===== Testo del documento

Il maestro Giuseppe Gregucci fondò la grande orchestra di fiati “Santa Cecilia – Città di Taranto” nel 2008 rispolverando la prima e più antica banda intitolata “Santa Cecilia” che era stata fondata nel 1946 dal maestro Luigi Rizzola che la diresse fino al 1952.
Gregucci è anche autore di due pastorali intitolate “Aurore natalizie” e “Santa Cecilia”. 
Il 23 novembre il calendario cristiano festeggia San Clemente e la proverbistica tarantina così recita: “Di San Clemente l’inverno ha messo il primo dente”.

==========

* Compiti richiesti *
**A)** Stabilisci se ciascuna delle affermazioni seguenti concorda con il testo sull'orchestra di fiati di Taranto, rispondendo sì o no e citando fra virgolette le parole esatte del testo che lo decidono: (i) la prima banda "Santa Cecilia" nacque nel 1946; (ii) Luigi Rizzola guidò la banda fino al 1960; (iii) il 23 novembre il calendario cristiano celebra San Clemente.
**B)** Prosegui il testo sull'orchestra di fiati di Taranto a partire dalla sua ultima frase.
I dati non servono a nulla per quanto richiesto qui.

===== Dati forniti

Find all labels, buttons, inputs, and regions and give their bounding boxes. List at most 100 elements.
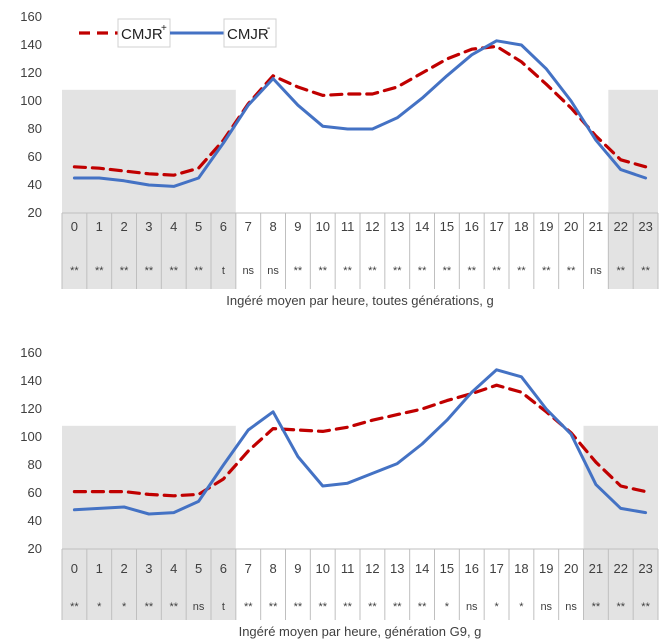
significance-label: ** [70,265,79,277]
hour-label: 5 [195,561,202,576]
hour-label: 15 [440,219,454,234]
significance-label: ** [393,601,402,613]
hour-label: 12 [365,561,379,576]
y-tick-label: 120 [20,401,42,416]
hour-table [61,548,659,620]
significance-label: ** [368,265,377,277]
significance-label: ** [542,265,551,277]
hour-label: 1 [96,561,103,576]
hour-label: 3 [145,561,152,576]
y-tick-label: 120 [20,65,42,80]
significance-label: * [122,601,127,613]
y-tick-label: 140 [20,37,42,52]
chart-2: 204060801001201401600**1*2*3**4**5ns6t7*… [20,345,659,639]
y-tick-label: 20 [28,205,42,220]
significance-label: ** [294,265,303,277]
significance-label: ** [418,265,427,277]
significance-label: ns [540,601,552,613]
significance-label: ** [194,265,203,277]
legend-label-plus: CMJR [121,26,163,43]
significance-label: ** [294,601,303,613]
hour-label: 4 [170,219,177,234]
x-axis-label: Ingéré moyen par heure, génération G9, g [239,624,482,639]
hour-label: 19 [539,561,553,576]
significance-label: ns [466,601,478,613]
significance-label: ** [641,601,650,613]
hour-label: 6 [220,561,227,576]
hour-label: 17 [489,219,503,234]
y-tick-label: 40 [28,513,42,528]
significance-label: ** [269,601,278,613]
y-tick-label: 100 [20,93,42,108]
hour-label: 23 [638,219,652,234]
hour-label: 22 [614,219,628,234]
hour-label: 0 [71,561,78,576]
hour-label: 13 [390,219,404,234]
y-tick-label: 160 [20,345,42,360]
significance-label: ** [368,601,377,613]
y-tick-label: 160 [20,9,42,24]
hour-label: 18 [514,561,528,576]
hour-label: 18 [514,219,528,234]
hour-label: 8 [269,561,276,576]
legend-sup-plus: + [161,23,167,34]
significance-label: ** [169,265,178,277]
shaded-region-1 [62,89,236,289]
significance-label: ns [193,601,205,613]
hour-label: 16 [465,219,479,234]
series-line-cmjr-plus [72,44,648,177]
hour-label: 7 [245,561,252,576]
hour-label: 21 [589,219,603,234]
significance-label: ** [145,601,154,613]
significance-label: ** [169,601,178,613]
significance-label: ** [343,601,352,613]
significance-label: ** [517,265,526,277]
significance-label: t [222,265,225,277]
significance-label: ** [393,265,402,277]
hour-label: 12 [365,219,379,234]
series-line-cmjr-plus [72,383,648,498]
hour-label: 0 [71,219,78,234]
hour-label: 3 [145,219,152,234]
hour-label: 10 [316,219,330,234]
y-tick-label: 100 [20,429,42,444]
hour-label: 10 [316,561,330,576]
legend-box-plus [117,18,171,48]
hour-label: 16 [465,561,479,576]
significance-label: ** [492,265,501,277]
significance-label: ** [145,265,154,277]
hour-label: 11 [341,561,355,576]
y-tick-label: 60 [28,149,42,164]
hour-label: 22 [614,561,628,576]
significance-label: ** [641,265,650,277]
significance-label: ** [244,601,253,613]
hour-label: 15 [440,561,454,576]
hour-label: 8 [269,219,276,234]
significance-label: ns [242,265,254,277]
significance-label: ** [120,265,129,277]
legend-label-minus: CMJR [227,26,269,43]
hour-label: 6 [220,219,227,234]
hour-label: 20 [564,561,578,576]
hour-label: 23 [638,561,652,576]
series-line-cmjr-minus [72,39,648,188]
significance-label: ** [567,265,576,277]
significance-label: ** [318,265,327,277]
significance-label: ns [565,601,577,613]
legend-box-minus [223,18,277,48]
shaded-region-1 [62,425,236,620]
y-tick-label: 80 [28,121,42,136]
significance-label: ** [592,601,601,613]
y-tick-label: 80 [28,457,42,472]
hour-label: 17 [489,561,503,576]
hour-label: 9 [294,561,301,576]
significance-label: ns [590,265,602,277]
y-tick-label: 140 [20,373,42,388]
legend: CMJR+ CMJR- [79,18,277,48]
chart-1: 20 40 60 80 100 120 140 160 0 ** 1 ** 2 ** 3 ** 4 ** 5 ** 6 t… [20,9,659,308]
x-axis-label: Ingéré moyen par heure, toutes génératio… [226,293,493,308]
y-tick-label: 20 [28,541,42,556]
significance-label: * [97,601,102,613]
hour-label: 4 [170,561,177,576]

==========

* Risultati finali *
**A)**
(i) Sì: «che era stata fondata nel 1946 dal maestro Luigi Rizzola».
(ii) No: «che la diresse fino al 1952».
(iii) Sì: «Il 23 novembre il calendario cristiano festeggia San Clemente».

**B)**
Nel passato il 25 novembre i tarantini festeggiavano con processione, pettole e pastorali Santa Caterina; da alcuni anni tale processione è stata soppressa. Eppure la proverbistica aveva coniato due detti riguardanti Santa Caterina: “Di Santa Caterina la neve sopra la spina”, per indicare che il freddo si faceva sentire, e l’altra: “Di Santa Caterina la semenza in fine”, per indicare che era il termine ultimo previsto per la semina.
Ma, meteorologicamente parlando, i tarantini guardavano con attenzione alle condizioni climatiche del giorno di Santa Caterina e dicevano che lo stesso tempo si sarebbe ripetuto il giorno di Santa Barbara (il 4 dicembre) e di Natale (25 dicembre).
Godiamoci questa prima festa all’insegna della musica dolce della pastorali e delle fragranti e gustosissime pettole; il resto ve lo racconteremo nei prossimi servizi, calendario alla mano.
 
 
La ricetta delle pettole
Ingredienti: 1 kg. di farina, 2 cubi di lievito di birra, sale, acqua e olio extravergine.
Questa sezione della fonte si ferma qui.